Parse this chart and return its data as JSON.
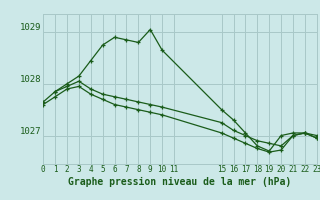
{
  "background_color": "#cce8e8",
  "grid_color": "#a8c8c8",
  "line_color": "#1a5c1a",
  "title": "Graphe pression niveau de la mer (hPa)",
  "title_color": "#1a5c1a",
  "ytick_labels": [
    "1029",
    "1028",
    "1027"
  ],
  "ytick_vals": [
    1029,
    1028,
    1027
  ],
  "xtick_labels": [
    "0",
    "1",
    "2",
    "3",
    "4",
    "5",
    "6",
    "7",
    "8",
    "9",
    "10",
    "11",
    "15",
    "16",
    "17",
    "18",
    "19",
    "20",
    "21",
    "22",
    "23"
  ],
  "xtick_positions": [
    0,
    1,
    2,
    3,
    4,
    5,
    6,
    7,
    8,
    9,
    10,
    11,
    15,
    16,
    17,
    18,
    19,
    20,
    21,
    22,
    23
  ],
  "xlim": [
    0,
    23
  ],
  "ylim": [
    1026.45,
    1029.35
  ],
  "lines": [
    {
      "x": [
        0,
        1,
        2,
        3,
        4,
        5,
        6,
        7,
        8,
        9,
        10,
        15,
        16,
        17,
        18,
        19,
        20,
        21,
        22,
        23
      ],
      "y": [
        1027.65,
        1027.85,
        1028.0,
        1028.15,
        1028.45,
        1028.75,
        1028.9,
        1028.85,
        1028.8,
        1029.05,
        1028.65,
        1027.5,
        1027.3,
        1027.05,
        1026.8,
        1026.7,
        1027.0,
        1027.05,
        1027.05,
        1027.0
      ]
    },
    {
      "x": [
        1,
        2,
        3,
        4,
        5,
        6,
        7,
        8,
        9,
        10,
        15,
        16,
        17,
        18,
        19,
        20,
        21,
        22,
        23
      ],
      "y": [
        1027.85,
        1027.95,
        1028.05,
        1027.9,
        1027.8,
        1027.75,
        1027.7,
        1027.65,
        1027.6,
        1027.55,
        1027.25,
        1027.1,
        1027.0,
        1026.9,
        1026.85,
        1026.8,
        1027.0,
        1027.05,
        1026.95
      ]
    },
    {
      "x": [
        0,
        1,
        2,
        3,
        4,
        5,
        6,
        7,
        8,
        9,
        10,
        15,
        16,
        17,
        18,
        19,
        20,
        21,
        22,
        23
      ],
      "y": [
        1027.6,
        1027.75,
        1027.9,
        1027.95,
        1027.8,
        1027.7,
        1027.6,
        1027.55,
        1027.5,
        1027.45,
        1027.4,
        1027.05,
        1026.95,
        1026.85,
        1026.75,
        1026.68,
        1026.72,
        1027.0,
        1027.05,
        1026.95
      ]
    }
  ]
}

━━━━━━━━━━━━━━━━━━━━

__What you will do__. Exclude the images, then output the data above word for word.

__Solution to this task__.
Parse this chart and return its data as JSON.
{
  "background_color": "#cce8e8",
  "grid_color": "#a8c8c8",
  "line_color": "#1a5c1a",
  "title": "Graphe pression niveau de la mer (hPa)",
  "title_color": "#1a5c1a",
  "ytick_labels": [
    "1029",
    "1028",
    "1027"
  ],
  "ytick_vals": [
    1029,
    1028,
    1027
  ],
  "xtick_labels": [
    "0",
    "1",
    "2",
    "3",
    "4",
    "5",
    "6",
    "7",
    "8",
    "9",
    "10",
    "11",
    "15",
    "16",
    "17",
    "18",
    "19",
    "20",
    "21",
    "22",
    "23"
  ],
  "xtick_positions": [
    0,
    1,
    2,
    3,
    4,
    5,
    6,
    7,
    8,
    9,
    10,
    11,
    15,
    16,
    17,
    18,
    19,
    20,
    21,
    22,
    23
  ],
  "xlim": [
    0,
    23
  ],
  "ylim": [
    1026.45,
    1029.35
  ],
  "lines": [
    {
      "x": [
        0,
        1,
        2,
        3,
        4,
        5,
        6,
        7,
        8,
        9,
        10,
        15,
        16,
        17,
        18,
        19,
        20,
        21,
        22,
        23
      ],
      "y": [
        1027.65,
        1027.85,
        1028.0,
        1028.15,
        1028.45,
        1028.75,
        1028.9,
        1028.85,
        1028.8,
        1029.05,
        1028.65,
        1027.5,
        1027.3,
        1027.05,
        1026.8,
        1026.7,
        1027.0,
        1027.05,
        1027.05,
        1027.0
      ]
    },
    {
      "x": [
        1,
        2,
        3,
        4,
        5,
        6,
        7,
        8,
        9,
        10,
        15,
        16,
        17,
        18,
        19,
        20,
        21,
        22,
        23
      ],
      "y": [
        1027.85,
        1027.95,
        1028.05,
        1027.9,
        1027.8,
        1027.75,
        1027.7,
        1027.65,
        1027.6,
        1027.55,
        1027.25,
        1027.1,
        1027.0,
        1026.9,
        1026.85,
        1026.8,
        1027.0,
        1027.05,
        1026.95
      ]
    },
    {
      "x": [
        0,
        1,
        2,
        3,
        4,
        5,
        6,
        7,
        8,
        9,
        10,
        15,
        16,
        17,
        18,
        19,
        20,
        21,
        22,
        23
      ],
      "y": [
        1027.6,
        1027.75,
        1027.9,
        1027.95,
        1027.8,
        1027.7,
        1027.6,
        1027.55,
        1027.5,
        1027.45,
        1027.4,
        1027.05,
        1026.95,
        1026.85,
        1026.75,
        1026.68,
        1026.72,
        1027.0,
        1027.05,
        1026.95
      ]
    }
  ]
}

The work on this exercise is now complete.